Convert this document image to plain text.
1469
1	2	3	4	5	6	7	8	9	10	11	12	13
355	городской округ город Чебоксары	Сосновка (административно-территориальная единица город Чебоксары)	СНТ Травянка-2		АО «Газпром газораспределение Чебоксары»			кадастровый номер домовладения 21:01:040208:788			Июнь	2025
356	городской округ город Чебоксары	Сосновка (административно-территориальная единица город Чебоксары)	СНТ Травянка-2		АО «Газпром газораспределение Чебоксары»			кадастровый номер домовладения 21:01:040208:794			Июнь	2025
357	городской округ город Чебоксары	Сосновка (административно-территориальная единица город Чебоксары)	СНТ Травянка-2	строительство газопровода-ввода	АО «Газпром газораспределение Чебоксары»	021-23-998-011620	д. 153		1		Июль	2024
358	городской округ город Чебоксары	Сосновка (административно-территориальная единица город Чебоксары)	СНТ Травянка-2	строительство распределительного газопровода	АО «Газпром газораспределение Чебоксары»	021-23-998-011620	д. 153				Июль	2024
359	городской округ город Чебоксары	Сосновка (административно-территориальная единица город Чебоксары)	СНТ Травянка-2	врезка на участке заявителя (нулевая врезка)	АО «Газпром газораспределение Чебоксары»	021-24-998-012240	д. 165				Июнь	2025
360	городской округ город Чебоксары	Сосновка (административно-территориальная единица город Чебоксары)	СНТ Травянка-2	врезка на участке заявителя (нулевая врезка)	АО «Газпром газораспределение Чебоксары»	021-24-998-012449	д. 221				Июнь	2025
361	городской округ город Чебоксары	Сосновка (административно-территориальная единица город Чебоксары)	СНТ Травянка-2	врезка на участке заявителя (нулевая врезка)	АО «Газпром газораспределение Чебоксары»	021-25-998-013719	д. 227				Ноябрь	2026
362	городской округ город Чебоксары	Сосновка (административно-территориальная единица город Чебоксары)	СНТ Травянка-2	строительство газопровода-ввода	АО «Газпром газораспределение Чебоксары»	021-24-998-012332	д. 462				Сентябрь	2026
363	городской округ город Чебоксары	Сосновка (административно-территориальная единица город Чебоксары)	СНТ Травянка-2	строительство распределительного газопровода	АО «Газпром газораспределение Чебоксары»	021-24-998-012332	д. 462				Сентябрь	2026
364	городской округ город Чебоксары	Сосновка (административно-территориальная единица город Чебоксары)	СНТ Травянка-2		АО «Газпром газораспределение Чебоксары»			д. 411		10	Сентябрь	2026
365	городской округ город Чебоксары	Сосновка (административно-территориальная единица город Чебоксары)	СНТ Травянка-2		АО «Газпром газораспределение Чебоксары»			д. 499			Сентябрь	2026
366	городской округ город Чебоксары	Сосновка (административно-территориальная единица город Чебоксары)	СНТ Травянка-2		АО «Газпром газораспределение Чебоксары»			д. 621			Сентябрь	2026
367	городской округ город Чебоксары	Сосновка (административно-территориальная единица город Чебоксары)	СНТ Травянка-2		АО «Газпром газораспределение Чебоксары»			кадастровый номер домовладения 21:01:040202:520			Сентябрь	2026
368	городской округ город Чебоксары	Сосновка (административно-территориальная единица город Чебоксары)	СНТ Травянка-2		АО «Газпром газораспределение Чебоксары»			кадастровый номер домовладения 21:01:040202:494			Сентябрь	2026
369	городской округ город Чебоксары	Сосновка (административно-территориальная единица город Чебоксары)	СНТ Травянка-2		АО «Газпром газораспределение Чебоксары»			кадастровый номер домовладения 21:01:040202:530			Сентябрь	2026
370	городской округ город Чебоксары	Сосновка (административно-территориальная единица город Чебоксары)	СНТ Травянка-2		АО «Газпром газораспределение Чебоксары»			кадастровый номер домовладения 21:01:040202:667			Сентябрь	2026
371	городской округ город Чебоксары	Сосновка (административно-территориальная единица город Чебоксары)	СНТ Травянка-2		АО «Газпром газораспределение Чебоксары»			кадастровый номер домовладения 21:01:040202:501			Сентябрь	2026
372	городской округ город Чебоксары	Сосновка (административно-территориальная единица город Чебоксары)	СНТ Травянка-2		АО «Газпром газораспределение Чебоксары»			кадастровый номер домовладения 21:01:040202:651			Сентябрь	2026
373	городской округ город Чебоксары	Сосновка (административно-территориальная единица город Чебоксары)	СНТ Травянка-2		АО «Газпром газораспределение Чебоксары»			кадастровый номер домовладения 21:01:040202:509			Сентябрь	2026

——

TASK BRIEF:
Output the listing above without altering a single character.

ANSWER TO THIS PROBLEM:
Convert this document image to plain text.
1469
1	2	3	4	5	6	7	8	9	10	11	12	13
355	городской округ город Чебоксары	Сосновка (административно-территориальная единица город Чебоксары)	СНТ Травянка-2		АО «Газпром газораспределение Чебоксары»			кадастровый номер домовладения 21:01:040208:788			Июнь	2025
356	городской округ город Чебоксары	Сосновка (административно-территориальная единица город Чебоксары)	СНТ Травянка-2		АО «Газпром газораспределение Чебоксары»			кадастровый номер домовладения 21:01:040208:794			Июнь	2025
357	городской округ город Чебоксары	Сосновка (административно-территориальная единица город Чебоксары)	СНТ Травянка-2	строительство газопровода-ввода	АО «Газпром газораспределение Чебоксары»	021-23-998-011620	д. 153		1		Июль	2024
358	городской округ город Чебоксары	Сосновка (административно-территориальная единица город Чебоксары)	СНТ Травянка-2	строительство распределительного газопровода	АО «Газпром газораспределение Чебоксары»	021-23-998-011620	д. 153				Июль	2024
359	городской округ город Чебоксары	Сосновка (административно-территориальная единица город Чебоксары)	СНТ Травянка-2	врезка на участке заявителя (нулевая врезка)	АО «Газпром газораспределение Чебоксары»	021-24-998-012240	д. 165				Июнь	2025
360	городской округ город Чебоксары	Сосновка (административно-территориальная единица город Чебоксары)	СНТ Травянка-2	врезка на участке заявителя (нулевая врезка)	АО «Газпром газораспределение Чебоксары»	021-24-998-012449	д. 221				Июнь	2025
361	городской округ город Чебоксары	Сосновка (административно-территориальная единица город Чебоксары)	СНТ Травянка-2	врезка на участке заявителя (нулевая врезка)	АО «Газпром газораспределение Чебоксары»	021-25-998-013719	д. 227				Ноябрь	2026
362	городской округ город Чебоксары	Сосновка (административно-территориальная единица город Чебоксары)	СНТ Травянка-2	строительство газопровода-ввода	АО «Газпром газораспределение Чебоксары»	021-24-998-012332	д. 462				Сентябрь	2026
363	городской округ город Чебоксары	Сосновка (административно-территориальная единица город Чебоксары)	СНТ Травянка-2	строительство распределительного газопровода	АО «Газпром газораспределение Чебоксары»	021-24-998-012332	д. 462				Сентябрь	2026
364	городской округ город Чебоксары	Сосновка (административно-территориальная единица город Чебоксары)	СНТ Травянка-2		АО «Газпром газораспределение Чебоксары»			д. 411		10	Сентябрь	2026
365	городской округ город Чебоксары	Сосновка (административно-территориальная единица город Чебоксары)	СНТ Травянка-2		АО «Газпром газораспределение Чебоксары»			д. 499			Сентябрь	2026
366	городской округ город Чебоксары	Сосновка (административно-территориальная единица город Чебоксары)	СНТ Травянка-2		АО «Газпром газораспределение Чебоксары»			д. 621			Сентябрь	2026
367	городской округ город Чебоксары	Сосновка (административно-территориальная единица город Чебоксары)	СНТ Травянка-2		АО «Газпром газораспределение Чебоксары»			кадастровый номер домовладения 21:01:040202:520			Сентябрь	2026
368	городской округ город Чебоксары	Сосновка (административно-территориальная единица город Чебоксары)	СНТ Травянка-2		АО «Газпром газораспределение Чебоксары»			кадастровый номер домовладения 21:01:040202:494			Сентябрь	2026
369	городской округ город Чебоксары	Сосновка (административно-территориальная единица город Чебоксары)	СНТ Травянка-2		АО «Газпром газораспределение Чебоксары»			кадастровый номер домовладения 21:01:040202:530			Сентябрь	2026
370	городской округ город Чебоксары	Сосновка (административно-территориальная единица город Чебоксары)	СНТ Травянка-2		АО «Газпром газораспределение Чебоксары»			кадастровый номер домовладения 21:01:040202:667			Сентябрь	2026
371	городской округ город Чебоксары	Сосновка (административно-территориальная единица город Чебоксары)	СНТ Травянка-2		АО «Газпром газораспределение Чебоксары»			кадастровый номер домовладения 21:01:040202:501			Сентябрь	2026
372	городской округ город Чебоксары	Сосновка (административно-территориальная единица город Чебоксары)	СНТ Травянка-2		АО «Газпром газораспределение Чебоксары»			кадастровый номер домовладения 21:01:040202:651			Сентябрь	2026
373	городской округ город Чебоксары	Сосновка (административно-территориальная единица город Чебоксары)	СНТ Травянка-2		АО «Газпром газораспределение Чебоксары»			кадастровый номер домовладения 21:01:040202:509			Сентябрь	2026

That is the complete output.